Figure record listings

· · · ·

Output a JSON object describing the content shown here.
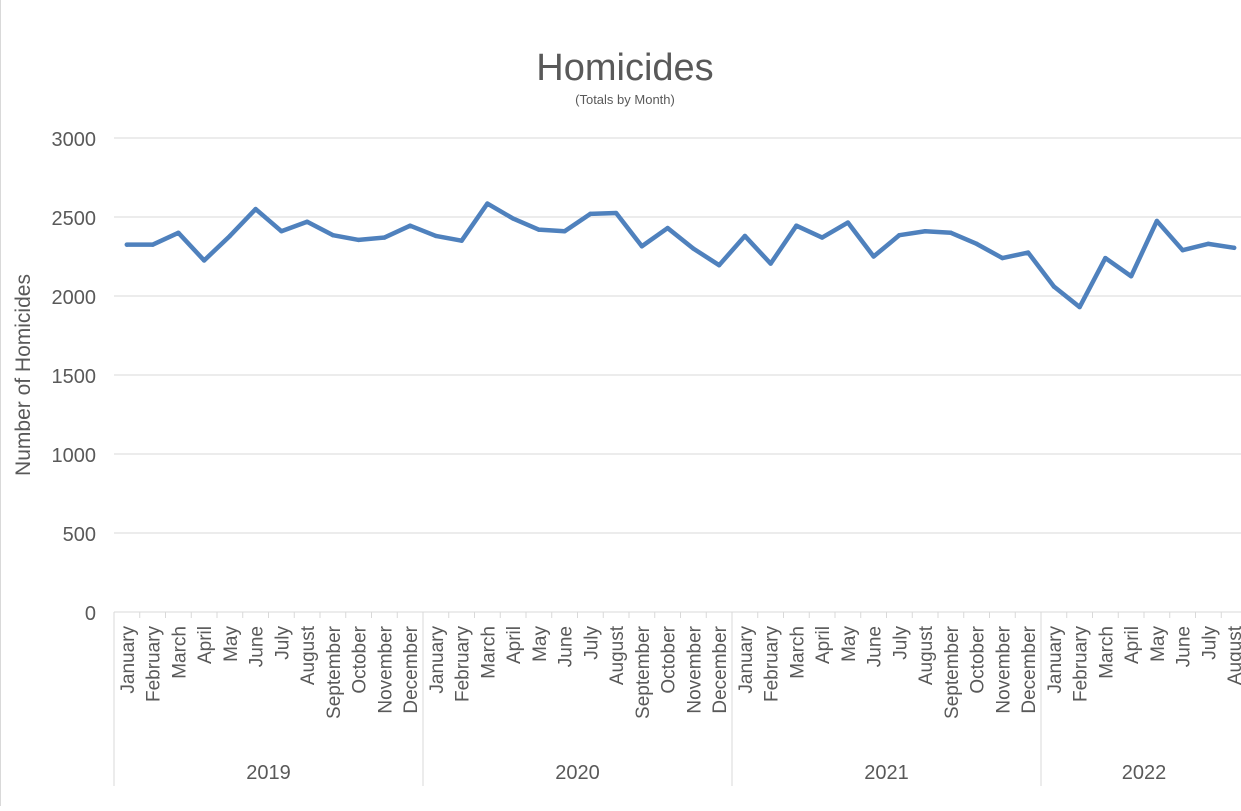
{
  "chart_data": {
    "type": "line",
    "title": "Homicides",
    "subtitle": "(Totals by Month)",
    "xlabel": "",
    "ylabel": "Number of Homicides",
    "ylim": [
      0,
      3000
    ],
    "yticks": [
      "0",
      "500",
      "1000",
      "1500",
      "2000",
      "2500",
      "3000"
    ],
    "grid": true,
    "legend": "none",
    "line_color": "#4f81bd",
    "groups": [
      {
        "label": "2019",
        "months": [
          "January",
          "February",
          "March",
          "April",
          "May",
          "June",
          "July",
          "August",
          "September",
          "October",
          "November",
          "December"
        ]
      },
      {
        "label": "2020",
        "months": [
          "January",
          "February",
          "March",
          "April",
          "May",
          "June",
          "July",
          "August",
          "September",
          "October",
          "November",
          "December"
        ]
      },
      {
        "label": "2021",
        "months": [
          "January",
          "February",
          "March",
          "April",
          "May",
          "June",
          "July",
          "August",
          "September",
          "October",
          "November",
          "December"
        ]
      },
      {
        "label": "2022",
        "months": [
          "January",
          "February",
          "March",
          "April",
          "May",
          "June",
          "July",
          "August"
        ]
      }
    ],
    "series": [
      {
        "values": [
          2325,
          2325,
          2400,
          2225,
          2380,
          2550,
          2410,
          2470,
          2385,
          2355,
          2370,
          2445,
          2380,
          2350,
          2585,
          2490,
          2420,
          2410,
          2520,
          2525,
          2315,
          2430,
          2300,
          2195,
          2380,
          2205,
          2445,
          2370,
          2465,
          2250,
          2385,
          2410,
          2400,
          2330,
          2240,
          2275,
          2060,
          1930,
          2240,
          2125,
          2475,
          2290,
          2330,
          2305
        ]
      }
    ]
  }
}
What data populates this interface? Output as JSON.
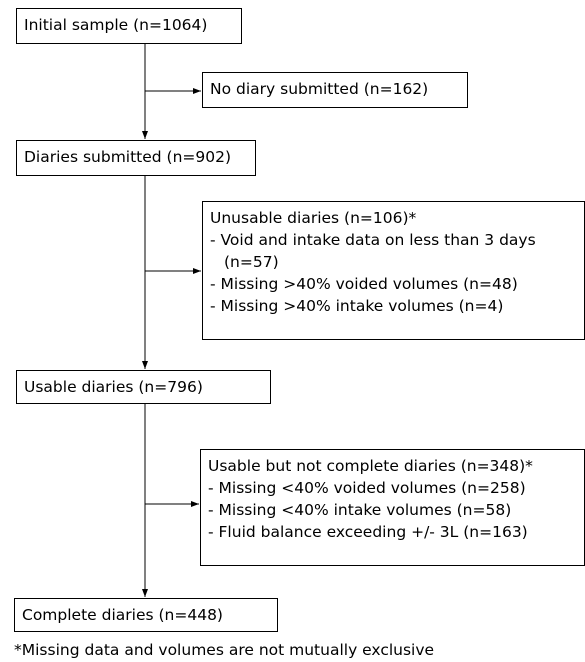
{
  "nodes": [
    {
      "label": "Initial sample (n=1064)"
    },
    {
      "label": "No diary submitted (n=162)"
    },
    {
      "label": "Diaries submitted (n=902)"
    },
    {
      "label": "Unusable diaries (n=106)*",
      "items": [
        "- Void and intake data on less than 3 days (n=57)",
        "- Missing >40% voided volumes (n=48)",
        "- Missing >40% intake volumes (n=4)"
      ]
    },
    {
      "label": "Usable diaries (n=796)"
    },
    {
      "label": "Usable but not complete diaries (n=348)*",
      "items": [
        "- Missing <40% voided volumes (n=258)",
        "- Missing <40% intake volumes (n=58)",
        "- Fluid balance exceeding +/- 3L (n=163)"
      ]
    },
    {
      "label": "Complete diaries (n=448)"
    }
  ],
  "footnote": "*Missing data and volumes are not mutually exclusive"
}
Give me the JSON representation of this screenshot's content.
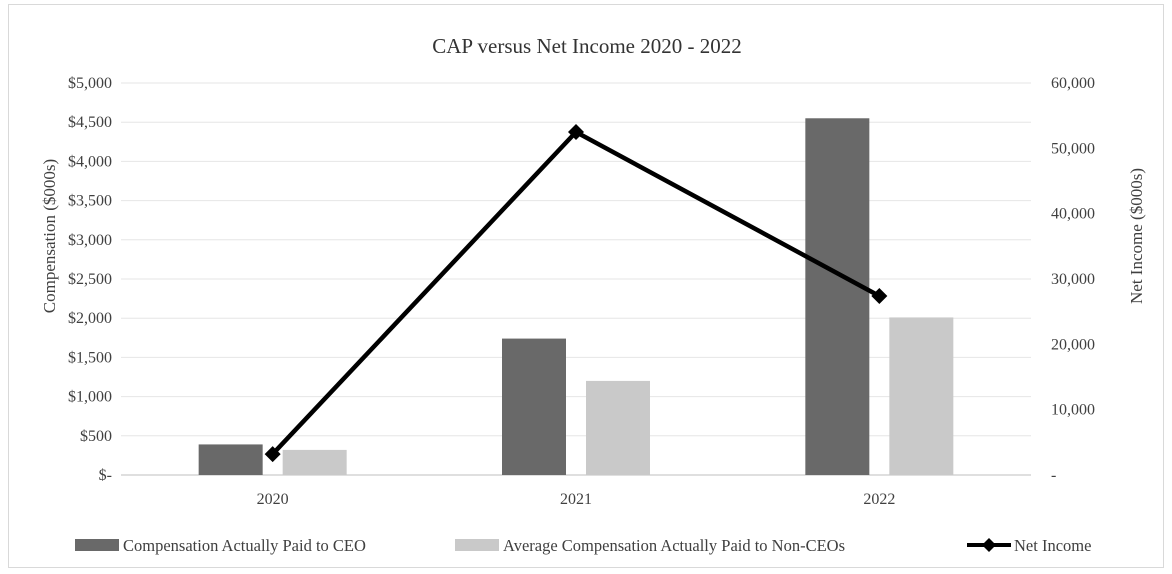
{
  "chart_data": {
    "type": "bar",
    "title": "CAP versus Net Income 2020 - 2022",
    "categories": [
      "2020",
      "2021",
      "2022"
    ],
    "series": [
      {
        "name": "Compensation Actually Paid to CEO",
        "type": "bar",
        "axis": "left",
        "color": "#696969",
        "values": [
          390,
          1740,
          4550
        ]
      },
      {
        "name": "Average Compensation Actually Paid to Non-CEOs",
        "type": "bar",
        "axis": "left",
        "color": "#c9c9c9",
        "values": [
          320,
          1200,
          2010
        ]
      },
      {
        "name": "Net Income",
        "type": "line",
        "axis": "right",
        "color": "#000000",
        "marker": "diamond",
        "values": [
          3200,
          52500,
          27400
        ]
      }
    ],
    "ylabel": "Compensation ($000s)",
    "ylim": [
      0,
      5000
    ],
    "yticks": [
      0,
      500,
      1000,
      1500,
      2000,
      2500,
      3000,
      3500,
      4000,
      4500,
      5000
    ],
    "ytick_labels": [
      "$-",
      "$500",
      "$1,000",
      "$1,500",
      "$2,000",
      "$2,500",
      "$3,000",
      "$3,500",
      "$4,000",
      "$4,500",
      "$5,000"
    ],
    "y2label": "Net Income ($000s)",
    "y2lim": [
      0,
      60000
    ],
    "y2ticks": [
      0,
      10000,
      20000,
      30000,
      40000,
      50000,
      60000
    ],
    "y2tick_labels": [
      "-",
      "10,000",
      "20,000",
      "30,000",
      "40,000",
      "50,000",
      "60,000"
    ],
    "grid": true,
    "legend": "bottom"
  }
}
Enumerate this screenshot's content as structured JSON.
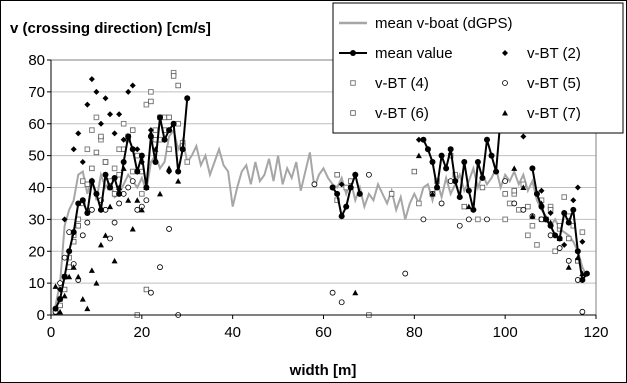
{
  "chart_data": {
    "type": "scatter",
    "ylabel": "v (crossing direction) [cm/s]",
    "xlabel": "width [m]",
    "xlim": [
      0,
      120
    ],
    "ylim": [
      0,
      80
    ],
    "xticks": [
      0,
      20,
      40,
      60,
      80,
      100,
      120
    ],
    "yticks": [
      0,
      10,
      20,
      30,
      40,
      50,
      60,
      70,
      80
    ],
    "grid": "horizontal",
    "legend_position": "top-right",
    "colors": {
      "boat": "#a6a6a6",
      "mean": "#000000",
      "markers": "#000000",
      "grid": "#bfbfbf"
    },
    "series": [
      {
        "name": "mean v-boat (dGPS)",
        "style": "line-gray",
        "x": [
          1,
          2,
          3,
          4,
          5,
          6,
          7,
          8,
          9,
          10,
          11,
          12,
          13,
          14,
          15,
          16,
          17,
          18,
          19,
          20,
          21,
          22,
          23,
          24,
          25,
          26,
          27,
          28,
          29,
          30,
          31,
          32,
          33,
          34,
          35,
          36,
          37,
          38,
          39,
          40,
          41,
          42,
          43,
          44,
          45,
          46,
          47,
          48,
          49,
          50,
          51,
          52,
          53,
          54,
          55,
          56,
          57,
          58,
          59,
          60,
          61,
          62,
          63,
          64,
          65,
          66,
          67,
          68,
          69,
          70,
          71,
          72,
          73,
          74,
          75,
          76,
          77,
          78,
          79,
          80,
          81,
          82,
          83,
          84,
          85,
          86,
          87,
          88,
          89,
          90,
          91,
          92,
          93,
          94,
          95,
          96,
          97,
          98,
          99,
          100,
          101,
          102,
          103,
          104,
          105,
          106,
          107,
          108,
          109,
          110,
          111,
          112,
          113,
          114,
          115,
          116,
          117,
          118
        ],
        "y": [
          3,
          10,
          28,
          33,
          36,
          44,
          45,
          38,
          43,
          36,
          44,
          40,
          42,
          37,
          38,
          41,
          44,
          42,
          40,
          43,
          39,
          48,
          50,
          46,
          48,
          56,
          58,
          52,
          55,
          48,
          50,
          53,
          47,
          50,
          44,
          48,
          52,
          47,
          45,
          34,
          40,
          45,
          47,
          41,
          48,
          42,
          44,
          49,
          42,
          50,
          41,
          46,
          43,
          48,
          39,
          45,
          51,
          40,
          44,
          46,
          43,
          41,
          40,
          43,
          38,
          42,
          36,
          40,
          34,
          38,
          36,
          41,
          38,
          35,
          39,
          33,
          37,
          30,
          35,
          38,
          35,
          40,
          41,
          36,
          42,
          37,
          43,
          38,
          41,
          44,
          39,
          42,
          46,
          40,
          44,
          41,
          43,
          46,
          40,
          44,
          42,
          45,
          41,
          44,
          39,
          42,
          36,
          33,
          31,
          28,
          30,
          27,
          26,
          25,
          23,
          20,
          15,
          12
        ]
      },
      {
        "name": "mean value",
        "style": "line-dots",
        "x": [
          1,
          2,
          3,
          4,
          5,
          6,
          7,
          8,
          9,
          10,
          11,
          12,
          13,
          14,
          15,
          16,
          17,
          18,
          19,
          20,
          21,
          22,
          23,
          24,
          25,
          26,
          27,
          28,
          29,
          30,
          62,
          63,
          64,
          65,
          66,
          67,
          68,
          82,
          83,
          84,
          85,
          86,
          87,
          88,
          89,
          90,
          91,
          92,
          93,
          94,
          95,
          96,
          97,
          98,
          99,
          106,
          107,
          108,
          109,
          110,
          111,
          112,
          113,
          114,
          115,
          116,
          117,
          118
        ],
        "y": [
          2,
          5,
          12,
          20,
          26,
          35,
          36,
          32,
          42,
          38,
          33,
          44,
          40,
          43,
          38,
          48,
          56,
          52,
          45,
          50,
          40,
          56,
          48,
          62,
          55,
          58,
          60,
          45,
          52,
          68,
          40,
          38,
          31,
          34,
          40,
          44,
          38,
          55,
          52,
          48,
          40,
          50,
          46,
          52,
          42,
          37,
          48,
          39,
          33,
          48,
          43,
          55,
          50,
          45,
          62,
          46,
          38,
          34,
          30,
          28,
          25,
          24,
          32,
          29,
          33,
          20,
          11,
          13
        ]
      },
      {
        "name": "v-BT (2)",
        "style": "diamond",
        "x": [
          1,
          2,
          3,
          4,
          5,
          6,
          7,
          8,
          9,
          10,
          11,
          12,
          13,
          14,
          15,
          16,
          17,
          18,
          19,
          20,
          21,
          22,
          26,
          64,
          81,
          96,
          104,
          108,
          110,
          113,
          115,
          116,
          117
        ],
        "y": [
          2,
          8,
          30,
          20,
          52,
          57,
          48,
          66,
          74,
          70,
          60,
          68,
          63,
          57,
          63,
          55,
          70,
          72,
          52,
          48,
          40,
          58,
          45,
          41,
          55,
          55,
          56,
          39,
          32,
          22,
          36,
          40,
          23
        ]
      },
      {
        "name": "v-BT (4)",
        "style": "square-gray",
        "x": [
          1,
          2,
          3,
          4,
          5,
          6,
          7,
          8,
          9,
          10,
          11,
          12,
          13,
          14,
          15,
          16,
          17,
          18,
          19,
          20,
          21,
          22,
          23,
          24,
          25,
          26,
          27,
          28,
          29,
          30,
          63,
          65,
          81,
          85,
          89,
          94,
          100,
          101,
          102,
          103,
          104,
          105,
          106,
          107,
          108,
          109,
          110,
          111,
          112,
          113,
          114,
          115,
          116,
          117
        ],
        "y": [
          1,
          5,
          12,
          18,
          25,
          30,
          42,
          52,
          58,
          62,
          55,
          48,
          40,
          46,
          52,
          60,
          56,
          45,
          50,
          38,
          66,
          70,
          58,
          55,
          62,
          52,
          76,
          60,
          54,
          48,
          36,
          40,
          35,
          42,
          44,
          30,
          30,
          35,
          38,
          33,
          41,
          25,
          28,
          22,
          36,
          30,
          34,
          20,
          27,
          37,
          31,
          28,
          17,
          26
        ]
      },
      {
        "name": "v-BT (5)",
        "style": "circle-open",
        "x": [
          1,
          2,
          3,
          4,
          5,
          6,
          7,
          8,
          9,
          10,
          11,
          12,
          13,
          14,
          15,
          16,
          17,
          18,
          19,
          20,
          21,
          22,
          24,
          26,
          28,
          58,
          62,
          64,
          70,
          78,
          82,
          84,
          86,
          88,
          90,
          92,
          96,
          100,
          102,
          104,
          106,
          108,
          110,
          112,
          114,
          116,
          117
        ],
        "y": [
          1,
          10,
          18,
          26,
          16,
          11,
          25,
          29,
          33,
          38,
          36,
          33,
          24,
          29,
          35,
          38,
          40,
          42,
          33,
          34,
          36,
          7,
          15,
          27,
          0,
          41,
          7,
          4,
          44,
          13,
          30,
          38,
          35,
          42,
          28,
          30,
          30,
          42,
          35,
          33,
          31,
          30,
          25,
          21,
          17,
          11,
          1
        ]
      },
      {
        "name": "v-BT (6)",
        "style": "square-open",
        "x": [
          2,
          3,
          4,
          5,
          6,
          7,
          8,
          9,
          10,
          11,
          12,
          13,
          14,
          15,
          16,
          17,
          18,
          19,
          20,
          21,
          22,
          23,
          24,
          25,
          26,
          27,
          28,
          29,
          63,
          66,
          70,
          75,
          80,
          84,
          88,
          91,
          95,
          100,
          102,
          105,
          108,
          110,
          112,
          114,
          116
        ],
        "y": [
          3,
          8,
          15,
          23,
          28,
          35,
          41,
          46,
          51,
          56,
          48,
          42,
          38,
          44,
          52,
          55,
          58,
          0,
          45,
          8,
          67,
          55,
          62,
          58,
          62,
          75,
          72,
          53,
          44,
          42,
          0,
          38,
          45,
          38,
          50,
          34,
          40,
          38,
          39,
          34,
          30,
          33,
          28,
          24,
          17
        ]
      },
      {
        "name": "v-BT (7)",
        "style": "triangle",
        "x": [
          1,
          2,
          3,
          4,
          5,
          6,
          7,
          8,
          9,
          10,
          11,
          12,
          13,
          14,
          15,
          16,
          17,
          18,
          19,
          20,
          21,
          22,
          23,
          24,
          26,
          28,
          67,
          81,
          84,
          92,
          102,
          104,
          106,
          108,
          110,
          112,
          114,
          116,
          117
        ],
        "y": [
          9,
          1,
          6,
          12,
          15,
          12,
          5,
          2,
          14,
          10,
          22,
          25,
          34,
          17,
          40,
          46,
          36,
          27,
          36,
          33,
          40,
          57,
          52,
          38,
          46,
          42,
          7,
          50,
          38,
          34,
          46,
          40,
          31,
          35,
          29,
          24,
          15,
          18,
          13
        ]
      }
    ]
  }
}
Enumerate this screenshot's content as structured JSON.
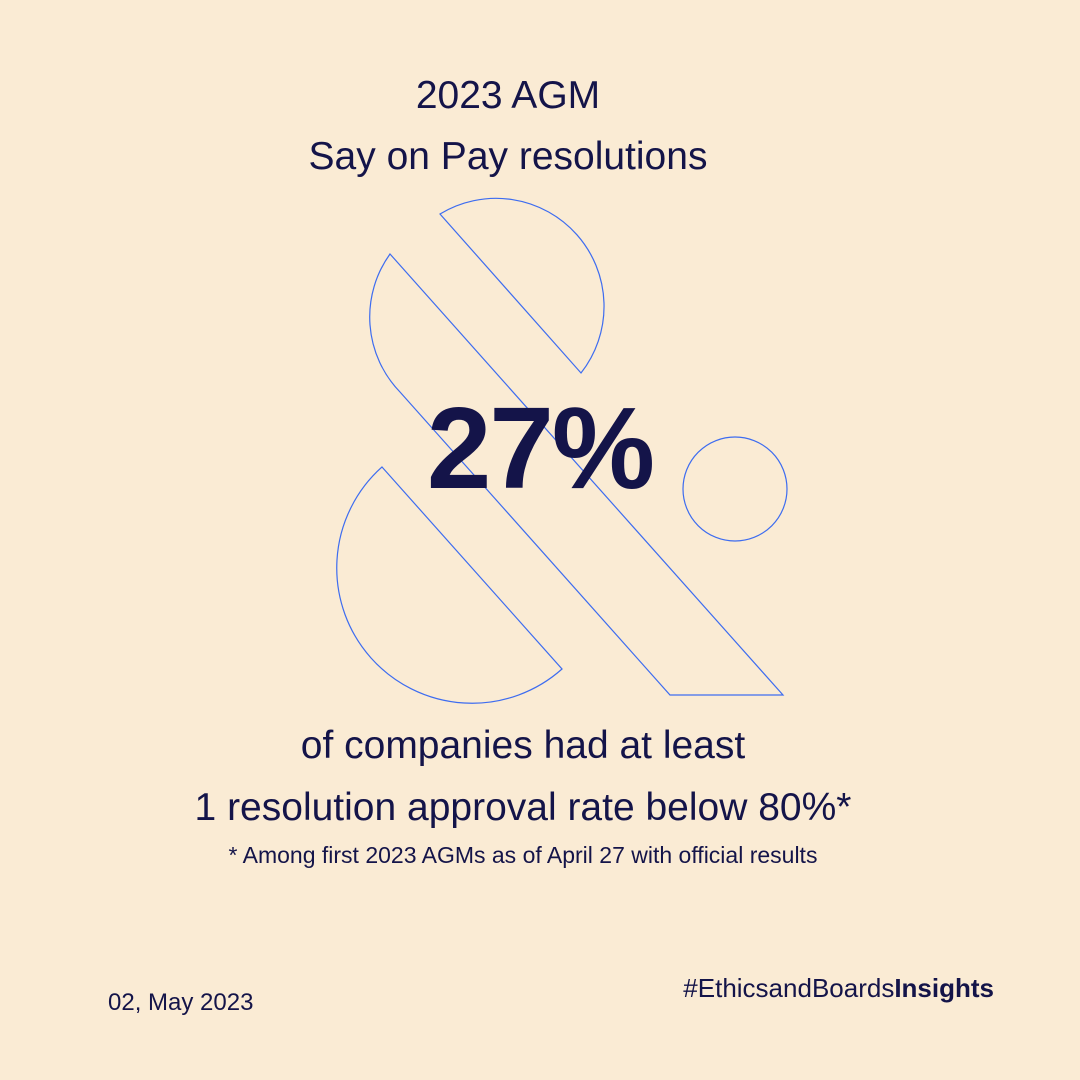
{
  "colors": {
    "background": "#FAEBD4",
    "text": "#141449",
    "outline_shapes": "#3D6CF0"
  },
  "header": {
    "title_line_1": "2023 AGM",
    "title_line_2": "Say on Pay resolutions"
  },
  "stat": {
    "value": "27%"
  },
  "caption": {
    "line_1": "of companies had at least",
    "line_2": "1 resolution approval rate below 80%*",
    "footnote": "* Among first 2023 AGMs as of April 27 with official results"
  },
  "footer": {
    "date": "02, May 2023",
    "hashtag_regular": "#EthicsandBoards",
    "hashtag_bold": "Insights"
  }
}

· · · ·

## WHAT THE TASK REQUIRES
From the entries above, copy every line containing the word "Income".

## SOLUTION TO THIS PROBLEM
    "title": "CAP versus Net Income 2020 - 2022",
        "name": "Net Income",
    "y2label": "Net Income ($000s)",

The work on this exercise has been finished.